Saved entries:
== == ==

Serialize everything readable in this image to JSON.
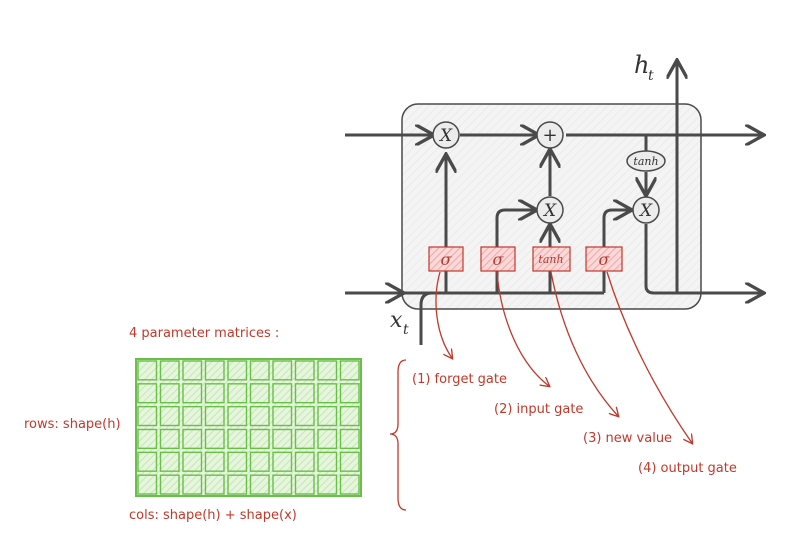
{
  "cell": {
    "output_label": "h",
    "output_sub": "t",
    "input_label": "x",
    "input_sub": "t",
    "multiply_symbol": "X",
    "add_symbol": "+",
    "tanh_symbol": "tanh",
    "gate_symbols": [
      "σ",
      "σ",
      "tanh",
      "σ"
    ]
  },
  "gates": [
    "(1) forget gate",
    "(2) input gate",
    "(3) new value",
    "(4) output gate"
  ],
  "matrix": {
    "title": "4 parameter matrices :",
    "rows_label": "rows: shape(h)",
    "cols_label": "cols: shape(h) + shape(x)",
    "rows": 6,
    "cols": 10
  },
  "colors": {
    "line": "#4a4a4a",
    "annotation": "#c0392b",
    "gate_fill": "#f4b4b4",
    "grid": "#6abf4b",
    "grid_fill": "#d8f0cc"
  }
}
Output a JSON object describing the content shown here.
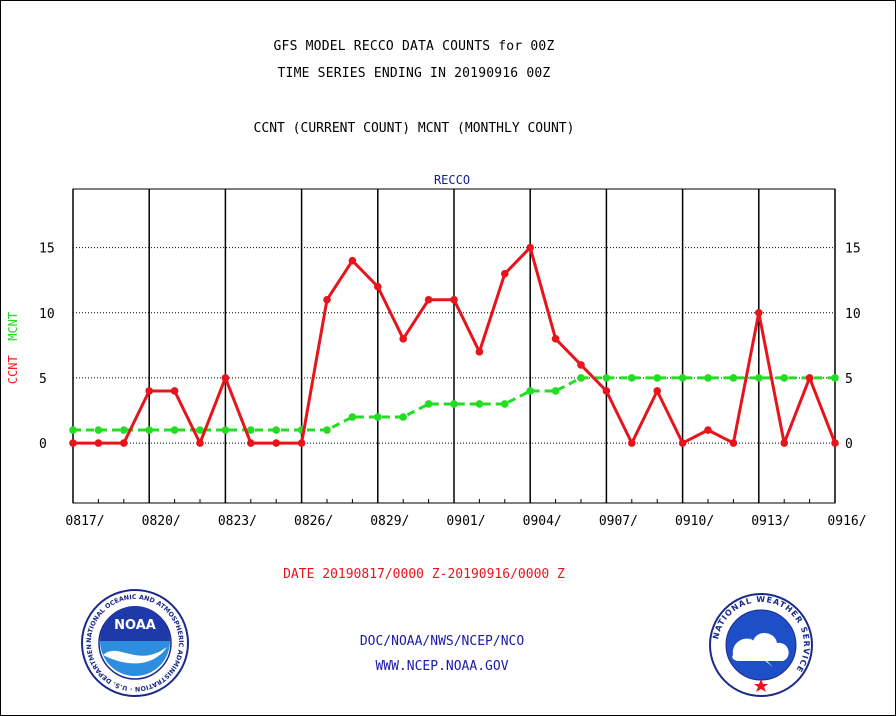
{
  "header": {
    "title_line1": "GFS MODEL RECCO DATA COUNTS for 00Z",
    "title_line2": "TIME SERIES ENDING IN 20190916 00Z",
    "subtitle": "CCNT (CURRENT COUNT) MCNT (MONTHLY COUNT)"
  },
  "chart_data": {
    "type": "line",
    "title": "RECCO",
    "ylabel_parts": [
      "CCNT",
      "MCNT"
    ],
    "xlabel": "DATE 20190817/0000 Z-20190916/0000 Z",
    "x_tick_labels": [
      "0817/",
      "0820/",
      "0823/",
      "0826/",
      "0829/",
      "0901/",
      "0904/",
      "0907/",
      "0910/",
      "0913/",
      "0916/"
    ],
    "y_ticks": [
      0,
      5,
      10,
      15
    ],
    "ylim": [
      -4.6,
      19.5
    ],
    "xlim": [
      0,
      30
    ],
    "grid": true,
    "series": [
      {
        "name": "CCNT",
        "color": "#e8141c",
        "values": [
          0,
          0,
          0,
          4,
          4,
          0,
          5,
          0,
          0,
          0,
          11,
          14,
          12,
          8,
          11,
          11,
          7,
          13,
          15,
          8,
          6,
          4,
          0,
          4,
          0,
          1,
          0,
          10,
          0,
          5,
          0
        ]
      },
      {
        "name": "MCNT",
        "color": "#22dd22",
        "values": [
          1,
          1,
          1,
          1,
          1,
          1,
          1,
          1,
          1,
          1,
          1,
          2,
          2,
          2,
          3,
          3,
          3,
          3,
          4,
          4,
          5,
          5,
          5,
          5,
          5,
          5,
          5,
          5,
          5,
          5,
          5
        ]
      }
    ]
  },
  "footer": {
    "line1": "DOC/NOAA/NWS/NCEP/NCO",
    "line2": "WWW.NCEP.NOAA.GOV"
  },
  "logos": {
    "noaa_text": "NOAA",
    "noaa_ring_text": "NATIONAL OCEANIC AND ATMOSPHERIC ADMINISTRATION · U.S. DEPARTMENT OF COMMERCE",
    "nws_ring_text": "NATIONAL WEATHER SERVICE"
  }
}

== == ==

• [THE PROBLEM]:
Each line in the records above should be reproduced exactly; images are not copied.

• [TASK OUTPUT]:
Serialize everything readable in this image to JSON.
{
  "cell": {
    "output_label": "h",
    "output_sub": "t",
    "input_label": "x",
    "input_sub": "t",
    "multiply_symbol": "X",
    "add_symbol": "+",
    "tanh_symbol": "tanh",
    "gate_symbols": [
      "σ",
      "σ",
      "tanh",
      "σ"
    ]
  },
  "gates": [
    "(1) forget gate",
    "(2) input gate",
    "(3) new value",
    "(4) output gate"
  ],
  "matrix": {
    "title": "4 parameter matrices :",
    "rows_label": "rows: shape(h)",
    "cols_label": "cols: shape(h) + shape(x)",
    "rows": 6,
    "cols": 10
  },
  "colors": {
    "line": "#4a4a4a",
    "annotation": "#c0392b",
    "gate_fill": "#f4b4b4",
    "grid": "#6abf4b",
    "grid_fill": "#d8f0cc"
  }
}
Output a JSON object describing the content shown here.
{
  "header": {
    "title_line1": "GFS MODEL RECCO DATA COUNTS for 00Z",
    "title_line2": "TIME SERIES ENDING IN 20190916 00Z",
    "subtitle": "CCNT (CURRENT COUNT) MCNT (MONTHLY COUNT)"
  },
  "chart_data": {
    "type": "line",
    "title": "RECCO",
    "ylabel_parts": [
      "CCNT",
      "MCNT"
    ],
    "xlabel": "DATE 20190817/0000 Z-20190916/0000 Z",
    "x_tick_labels": [
      "0817/",
      "0820/",
      "0823/",
      "0826/",
      "0829/",
      "0901/",
      "0904/",
      "0907/",
      "0910/",
      "0913/",
      "0916/"
    ],
    "y_ticks": [
      0,
      5,
      10,
      15
    ],
    "ylim": [
      -4.6,
      19.5
    ],
    "xlim": [
      0,
      30
    ],
    "grid": true,
    "series": [
      {
        "name": "CCNT",
        "color": "#e8141c",
        "values": [
          0,
          0,
          0,
          4,
          4,
          0,
          5,
          0,
          0,
          0,
          11,
          14,
          12,
          8,
          11,
          11,
          7,
          13,
          15,
          8,
          6,
          4,
          0,
          4,
          0,
          1,
          0,
          10,
          0,
          5,
          0
        ]
      },
      {
        "name": "MCNT",
        "color": "#22dd22",
        "values": [
          1,
          1,
          1,
          1,
          1,
          1,
          1,
          1,
          1,
          1,
          1,
          2,
          2,
          2,
          3,
          3,
          3,
          3,
          4,
          4,
          5,
          5,
          5,
          5,
          5,
          5,
          5,
          5,
          5,
          5,
          5
        ]
      }
    ]
  },
  "footer": {
    "line1": "DOC/NOAA/NWS/NCEP/NCO",
    "line2": "WWW.NCEP.NOAA.GOV"
  },
  "logos": {
    "noaa_text": "NOAA",
    "noaa_ring_text": "NATIONAL OCEANIC AND ATMOSPHERIC ADMINISTRATION · U.S. DEPARTMENT OF COMMERCE",
    "nws_ring_text": "NATIONAL WEATHER SERVICE"
  }
}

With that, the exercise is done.